What the exercise asks: Read the lines that follow and pick out every one containing the word "Triton".
--- start of Record list ---
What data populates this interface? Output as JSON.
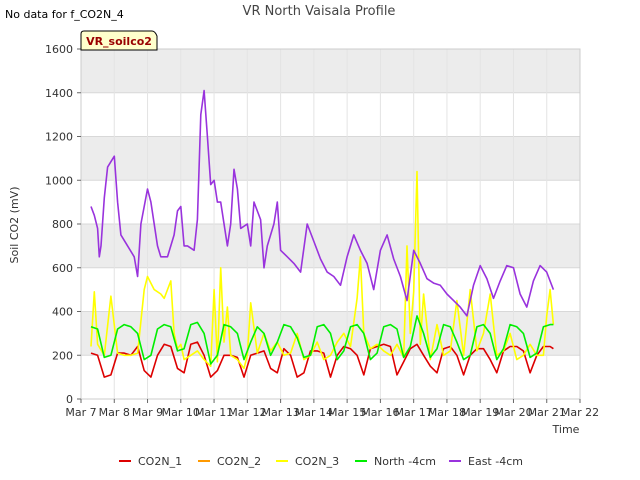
{
  "chart_data": {
    "type": "line",
    "title": "VR North Vaisala Profile",
    "no_data_note": "No data for f_CO2N_4",
    "badge": "VR_soilco2",
    "xlabel": "Time",
    "ylabel": "Soil CO2 (mV)",
    "ylim": [
      0,
      1600
    ],
    "yticks": [
      0,
      200,
      400,
      600,
      800,
      1000,
      1200,
      1400,
      1600
    ],
    "xlim": [
      7,
      22
    ],
    "xticks": [
      {
        "v": 7,
        "label": "Mar 7"
      },
      {
        "v": 8,
        "label": "Mar 8"
      },
      {
        "v": 9,
        "label": "Mar 9"
      },
      {
        "v": 10,
        "label": "Mar 10"
      },
      {
        "v": 11,
        "label": "Mar 11"
      },
      {
        "v": 12,
        "label": "Mar 12"
      },
      {
        "v": 13,
        "label": "Mar 13"
      },
      {
        "v": 14,
        "label": "Mar 14"
      },
      {
        "v": 15,
        "label": "Mar 15"
      },
      {
        "v": 16,
        "label": "Mar 16"
      },
      {
        "v": 17,
        "label": "Mar 17"
      },
      {
        "v": 18,
        "label": "Mar 18"
      },
      {
        "v": 19,
        "label": "Mar 19"
      },
      {
        "v": 20,
        "label": "Mar 20"
      },
      {
        "v": 21,
        "label": "Mar 21"
      },
      {
        "v": 22,
        "label": "Mar 22"
      }
    ],
    "grid": true,
    "legend_position": "bottom",
    "series": [
      {
        "name": "CO2N_1",
        "color": "#dd0000",
        "x": [
          7.3,
          7.5,
          7.7,
          7.9,
          8.1,
          8.3,
          8.5,
          8.7,
          8.9,
          9.1,
          9.3,
          9.5,
          9.7,
          9.9,
          10.1,
          10.3,
          10.5,
          10.7,
          10.9,
          11.1,
          11.3,
          11.5,
          11.7,
          11.9,
          12.1,
          12.3,
          12.5,
          12.7,
          12.9,
          13.1,
          13.3,
          13.5,
          13.7,
          13.9,
          14.1,
          14.3,
          14.5,
          14.7,
          14.9,
          15.1,
          15.3,
          15.5,
          15.7,
          15.9,
          16.1,
          16.3,
          16.5,
          16.7,
          16.9,
          17.1,
          17.3,
          17.5,
          17.7,
          17.9,
          18.1,
          18.3,
          18.5,
          18.7,
          18.9,
          19.1,
          19.3,
          19.5,
          19.7,
          19.9,
          20.1,
          20.3,
          20.5,
          20.7,
          20.9,
          21.1,
          21.2
        ],
        "y": [
          210,
          200,
          100,
          110,
          210,
          210,
          200,
          240,
          130,
          100,
          200,
          250,
          240,
          140,
          120,
          250,
          260,
          200,
          100,
          130,
          200,
          200,
          190,
          100,
          200,
          210,
          220,
          140,
          120,
          230,
          200,
          100,
          120,
          220,
          220,
          210,
          100,
          200,
          240,
          230,
          200,
          110,
          230,
          240,
          250,
          240,
          110,
          170,
          230,
          250,
          200,
          150,
          120,
          230,
          240,
          200,
          110,
          200,
          230,
          230,
          180,
          120,
          220,
          240,
          240,
          220,
          120,
          200,
          240,
          240,
          230
        ]
      },
      {
        "name": "CO2N_2",
        "color": "#ff9900",
        "x": [],
        "y": []
      },
      {
        "name": "CO2N_3",
        "color": "#ffff00",
        "x": [
          7.3,
          7.4,
          7.5,
          7.7,
          7.9,
          8.1,
          8.3,
          8.5,
          8.7,
          8.9,
          9.0,
          9.2,
          9.4,
          9.5,
          9.7,
          9.8,
          9.9,
          10.0,
          10.1,
          10.3,
          10.5,
          10.7,
          10.9,
          11.0,
          11.1,
          11.2,
          11.3,
          11.4,
          11.5,
          11.7,
          11.9,
          12.0,
          12.1,
          12.3,
          12.5,
          12.7,
          12.9,
          13.1,
          13.3,
          13.5,
          13.7,
          13.9,
          14.1,
          14.3,
          14.5,
          14.7,
          14.9,
          15.1,
          15.3,
          15.4,
          15.5,
          15.7,
          15.9,
          16.1,
          16.3,
          16.5,
          16.7,
          16.8,
          16.9,
          17.0,
          17.1,
          17.2,
          17.3,
          17.5,
          17.7,
          17.9,
          18.1,
          18.3,
          18.5,
          18.7,
          18.9,
          19.1,
          19.3,
          19.5,
          19.7,
          19.9,
          20.1,
          20.3,
          20.5,
          20.7,
          20.9,
          21.0,
          21.1,
          21.2
        ],
        "y": [
          240,
          490,
          250,
          200,
          470,
          210,
          200,
          200,
          210,
          500,
          560,
          500,
          480,
          460,
          540,
          300,
          230,
          250,
          180,
          200,
          220,
          180,
          150,
          500,
          170,
          600,
          260,
          420,
          200,
          180,
          140,
          200,
          440,
          210,
          300,
          220,
          260,
          200,
          210,
          300,
          180,
          200,
          260,
          180,
          200,
          260,
          300,
          240,
          460,
          650,
          300,
          230,
          250,
          220,
          200,
          250,
          190,
          700,
          300,
          490,
          1040,
          250,
          480,
          180,
          340,
          200,
          220,
          450,
          200,
          500,
          220,
          300,
          480,
          200,
          220,
          300,
          180,
          200,
          250,
          200,
          200,
          380,
          500,
          340
        ]
      },
      {
        "name": "North -4cm",
        "color": "#00ee00",
        "x": [
          7.3,
          7.5,
          7.7,
          7.9,
          8.1,
          8.3,
          8.5,
          8.7,
          8.9,
          9.1,
          9.3,
          9.5,
          9.7,
          9.9,
          10.1,
          10.3,
          10.5,
          10.7,
          10.9,
          11.1,
          11.3,
          11.5,
          11.7,
          11.9,
          12.1,
          12.3,
          12.5,
          12.7,
          12.9,
          13.1,
          13.3,
          13.5,
          13.7,
          13.9,
          14.1,
          14.3,
          14.5,
          14.7,
          14.9,
          15.1,
          15.3,
          15.5,
          15.7,
          15.9,
          16.1,
          16.3,
          16.5,
          16.7,
          16.9,
          17.1,
          17.3,
          17.5,
          17.7,
          17.9,
          18.1,
          18.3,
          18.5,
          18.7,
          18.9,
          19.1,
          19.3,
          19.5,
          19.7,
          19.9,
          20.1,
          20.3,
          20.5,
          20.7,
          20.9,
          21.1,
          21.2
        ],
        "y": [
          330,
          320,
          190,
          200,
          320,
          340,
          330,
          300,
          180,
          200,
          320,
          340,
          330,
          220,
          230,
          340,
          350,
          300,
          160,
          200,
          340,
          330,
          300,
          180,
          260,
          330,
          300,
          200,
          260,
          340,
          330,
          280,
          190,
          200,
          330,
          340,
          300,
          180,
          220,
          330,
          340,
          300,
          180,
          210,
          330,
          340,
          320,
          190,
          240,
          380,
          300,
          190,
          230,
          340,
          330,
          260,
          180,
          200,
          330,
          340,
          300,
          180,
          230,
          340,
          330,
          300,
          190,
          210,
          330,
          340,
          340
        ]
      },
      {
        "name": "East -4cm",
        "color": "#9933dd",
        "x": [
          7.3,
          7.4,
          7.5,
          7.55,
          7.6,
          7.7,
          7.8,
          8.0,
          8.1,
          8.2,
          8.4,
          8.6,
          8.7,
          8.8,
          9.0,
          9.1,
          9.3,
          9.4,
          9.6,
          9.8,
          9.9,
          10.0,
          10.1,
          10.2,
          10.4,
          10.5,
          10.6,
          10.7,
          10.8,
          10.9,
          11.0,
          11.1,
          11.2,
          11.4,
          11.5,
          11.6,
          11.7,
          11.8,
          12.0,
          12.1,
          12.2,
          12.4,
          12.5,
          12.6,
          12.8,
          12.9,
          13.0,
          13.2,
          13.4,
          13.6,
          13.8,
          14.0,
          14.2,
          14.4,
          14.6,
          14.8,
          15.0,
          15.2,
          15.4,
          15.6,
          15.8,
          16.0,
          16.2,
          16.4,
          16.6,
          16.8,
          17.0,
          17.2,
          17.4,
          17.6,
          17.8,
          18.0,
          18.2,
          18.4,
          18.6,
          18.8,
          19.0,
          19.2,
          19.4,
          19.6,
          19.8,
          20.0,
          20.2,
          20.4,
          20.6,
          20.8,
          21.0,
          21.2
        ],
        "y": [
          880,
          840,
          780,
          650,
          700,
          920,
          1060,
          1110,
          900,
          750,
          700,
          650,
          560,
          800,
          960,
          900,
          700,
          650,
          650,
          750,
          860,
          880,
          700,
          700,
          680,
          820,
          1300,
          1410,
          1200,
          980,
          1000,
          900,
          900,
          700,
          800,
          1050,
          960,
          780,
          800,
          700,
          900,
          820,
          600,
          700,
          800,
          900,
          680,
          650,
          620,
          580,
          800,
          720,
          640,
          580,
          560,
          520,
          650,
          750,
          680,
          620,
          500,
          680,
          750,
          640,
          560,
          450,
          680,
          620,
          550,
          530,
          520,
          480,
          450,
          420,
          380,
          520,
          610,
          550,
          460,
          540,
          610,
          600,
          480,
          420,
          540,
          610,
          580,
          500
        ]
      }
    ]
  }
}
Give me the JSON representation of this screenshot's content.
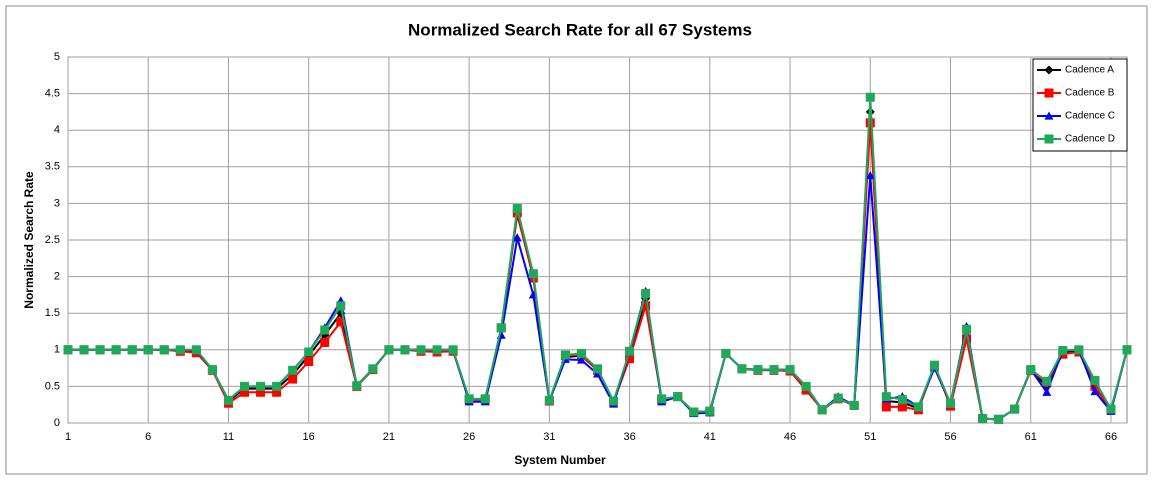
{
  "chart_data": {
    "type": "line",
    "title": "Normalized Search Rate for all 67 Systems",
    "xlabel": "System Number",
    "ylabel": "Normalized Search Rate",
    "x": [
      1,
      2,
      3,
      4,
      5,
      6,
      7,
      8,
      9,
      10,
      11,
      12,
      13,
      14,
      15,
      16,
      17,
      18,
      19,
      20,
      21,
      22,
      23,
      24,
      25,
      26,
      27,
      28,
      29,
      30,
      31,
      32,
      33,
      34,
      35,
      36,
      37,
      38,
      39,
      40,
      41,
      42,
      43,
      44,
      45,
      46,
      47,
      48,
      49,
      50,
      51,
      52,
      53,
      54,
      55,
      56,
      57,
      58,
      59,
      60,
      61,
      62,
      63,
      64,
      65,
      66,
      67
    ],
    "series": [
      {
        "name": "Cadence A",
        "color": "#000000",
        "marker": "diamond",
        "values": [
          1,
          1,
          1,
          1,
          1,
          1,
          1,
          0.99,
          0.98,
          0.73,
          0.3,
          0.47,
          0.47,
          0.47,
          0.66,
          0.92,
          1.2,
          1.5,
          0.51,
          0.74,
          1,
          1,
          1,
          0.99,
          0.99,
          0.32,
          0.32,
          1.28,
          2.85,
          2,
          0.3,
          0.9,
          0.92,
          0.72,
          0.29,
          0.95,
          1.7,
          0.32,
          0.36,
          0.15,
          0.16,
          0.95,
          0.74,
          0.73,
          0.73,
          0.72,
          0.48,
          0.18,
          0.33,
          0.24,
          4.25,
          0.3,
          0.28,
          0.2,
          0.77,
          0.25,
          1.25,
          0.06,
          0.05,
          0.19,
          0.72,
          0.5,
          0.97,
          0.99,
          0.5,
          0.18,
          1
        ]
      },
      {
        "name": "Cadence B",
        "color": "#ff0000",
        "marker": "square",
        "values": [
          1,
          1,
          1,
          1,
          1,
          1,
          1,
          0.98,
          0.96,
          0.72,
          0.27,
          0.42,
          0.42,
          0.42,
          0.6,
          0.84,
          1.1,
          1.38,
          0.5,
          0.73,
          1,
          1,
          0.98,
          0.97,
          0.98,
          0.32,
          0.32,
          1.3,
          2.87,
          1.98,
          0.3,
          0.92,
          0.93,
          0.72,
          0.29,
          0.88,
          1.6,
          0.32,
          0.36,
          0.15,
          0.16,
          0.95,
          0.74,
          0.72,
          0.72,
          0.71,
          0.45,
          0.18,
          0.33,
          0.24,
          4.1,
          0.22,
          0.22,
          0.18,
          0.78,
          0.23,
          1.15,
          0.06,
          0.05,
          0.19,
          0.72,
          0.55,
          0.94,
          0.97,
          0.5,
          0.18,
          1
        ]
      },
      {
        "name": "Cadence C",
        "color": "#0000ff",
        "marker": "triangle",
        "values": [
          1,
          1,
          1,
          1,
          1,
          1,
          1,
          1,
          0.99,
          0.73,
          0.31,
          0.5,
          0.5,
          0.5,
          0.72,
          0.97,
          1.3,
          1.67,
          0.51,
          0.74,
          1,
          1,
          1,
          1,
          1,
          0.29,
          0.29,
          1.2,
          2.53,
          1.75,
          0.3,
          0.87,
          0.86,
          0.67,
          0.26,
          0.97,
          1.8,
          0.29,
          0.36,
          0.13,
          0.14,
          0.95,
          0.74,
          0.73,
          0.73,
          0.73,
          0.5,
          0.18,
          0.36,
          0.24,
          3.38,
          0.33,
          0.36,
          0.22,
          0.75,
          0.27,
          1.32,
          0.06,
          0.05,
          0.19,
          0.73,
          0.42,
          0.99,
          1,
          0.43,
          0.16,
          1
        ]
      },
      {
        "name": "Cadence D",
        "color": "#1fa85a",
        "marker": "square",
        "values": [
          1,
          1,
          1,
          1,
          1,
          1,
          1,
          1,
          1,
          0.73,
          0.31,
          0.5,
          0.5,
          0.5,
          0.72,
          0.97,
          1.27,
          1.6,
          0.51,
          0.74,
          1,
          1,
          1,
          1,
          1,
          0.33,
          0.33,
          1.3,
          2.93,
          2.04,
          0.31,
          0.93,
          0.95,
          0.74,
          0.3,
          0.98,
          1.77,
          0.33,
          0.36,
          0.15,
          0.16,
          0.95,
          0.74,
          0.73,
          0.73,
          0.73,
          0.5,
          0.18,
          0.34,
          0.24,
          4.45,
          0.36,
          0.32,
          0.22,
          0.79,
          0.27,
          1.28,
          0.06,
          0.05,
          0.19,
          0.73,
          0.57,
          0.99,
          1,
          0.58,
          0.19,
          1
        ]
      }
    ],
    "xlim": [
      1,
      67
    ],
    "xticks": [
      1,
      6,
      11,
      16,
      21,
      26,
      31,
      36,
      41,
      46,
      51,
      56,
      61,
      66
    ],
    "ylim": [
      0,
      5
    ],
    "yticks": [
      0,
      0.5,
      1,
      1.5,
      2,
      2.5,
      3,
      3.5,
      4,
      4.5,
      5
    ],
    "grid": true,
    "legend": "top-right"
  }
}
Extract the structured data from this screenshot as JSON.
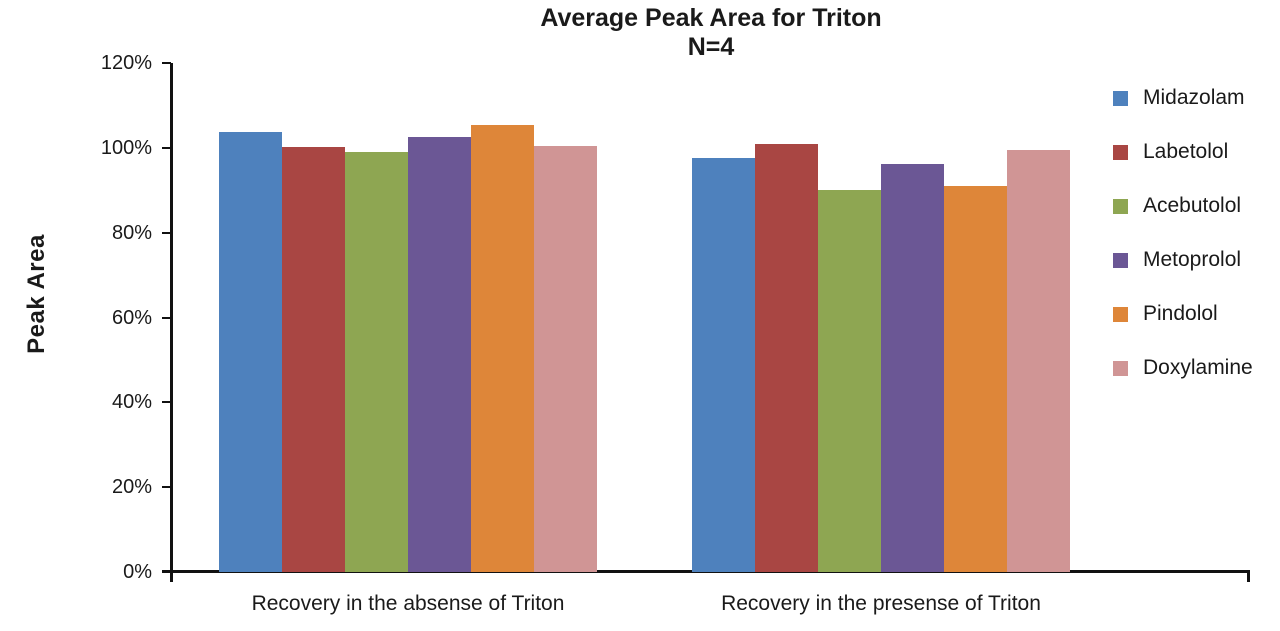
{
  "title": {
    "line1": "Average Peak Area for Triton",
    "line2": "N=4"
  },
  "y_axis": {
    "label": "Peak Area",
    "ticks": [
      "0%",
      "20%",
      "40%",
      "60%",
      "80%",
      "100%",
      "120%"
    ]
  },
  "chart_data": {
    "type": "bar",
    "title": "Average Peak Area for Triton",
    "subtitle": "N=4",
    "categories": [
      "Recovery in the absense of Triton",
      "Recovery in the presense of Triton"
    ],
    "series": [
      {
        "name": "Midazolam",
        "color": "#4E81BD",
        "values": [
          103.8,
          97.6
        ]
      },
      {
        "name": "Labetolol",
        "color": "#A94643",
        "values": [
          100.3,
          100.9
        ]
      },
      {
        "name": "Acebutolol",
        "color": "#8EA652",
        "values": [
          99.0,
          90.1
        ]
      },
      {
        "name": "Metoprolol",
        "color": "#6B5795",
        "values": [
          102.5,
          96.1
        ]
      },
      {
        "name": "Pindolol",
        "color": "#DE8639",
        "values": [
          105.4,
          91.0
        ]
      },
      {
        "name": "Doxylamine",
        "color": "#D09595",
        "values": [
          100.4,
          99.6
        ]
      }
    ],
    "xlabel": "",
    "ylabel": "Peak Area",
    "ylim": [
      0,
      120
    ],
    "y_tick_step": 20,
    "y_tick_format": "percent",
    "grid": false,
    "legend_position": "right"
  }
}
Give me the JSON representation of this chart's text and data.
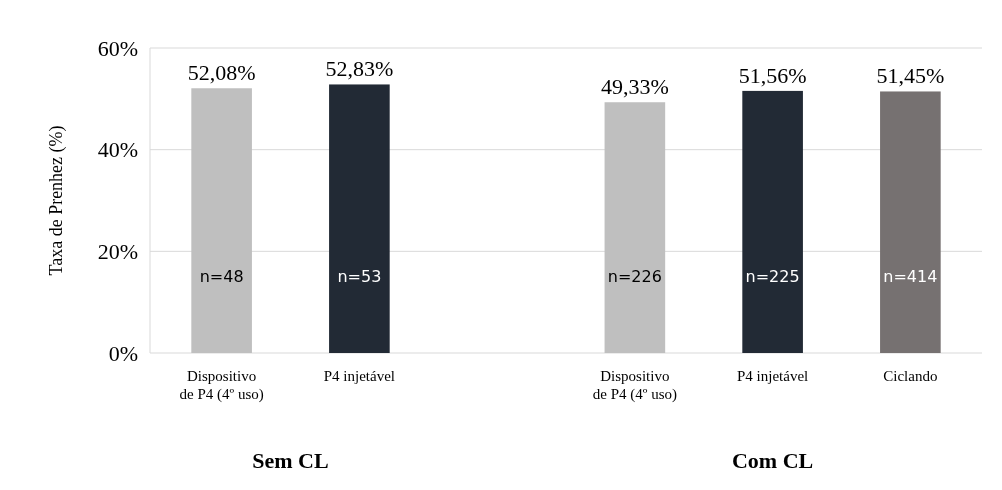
{
  "chart_data": {
    "type": "bar",
    "ylabel": "Taxa de Prenhez (%)",
    "categories": [
      "Dispositivo de P4 (4º uso)",
      "P4 injetável",
      null,
      "Dispositivo de P4 (4º uso)",
      "P4 injetável",
      "Ciclando"
    ],
    "values": [
      52.08,
      52.83,
      null,
      49.33,
      51.56,
      51.45
    ],
    "colors": [
      "#bfbfbf",
      "#222a35",
      null,
      "#bfbfbf",
      "#222a35",
      "#767171"
    ],
    "value_labels": [
      "52,08%",
      "52,83%",
      null,
      "49,33%",
      "51,56%",
      "51,45%"
    ],
    "ylim": [
      0,
      60
    ],
    "yticks": [
      {
        "value": 0,
        "label": "0%"
      },
      {
        "value": 20,
        "label": "20%"
      },
      {
        "value": 40,
        "label": "40%"
      },
      {
        "value": 60,
        "label": "60%"
      }
    ],
    "grid": "y",
    "annotations": [
      "n=48",
      "n=53",
      "n=226",
      "n=225",
      "n=414",
      "Sem CL",
      "Com CL"
    ]
  }
}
--- end of Record list ---
Answer to this exercise:
    "line1": "Average Peak Area for Triton",
    "title": "Average Peak Area for Triton",
      "Recovery in the absense of Triton",
      "Recovery in the presense of Triton"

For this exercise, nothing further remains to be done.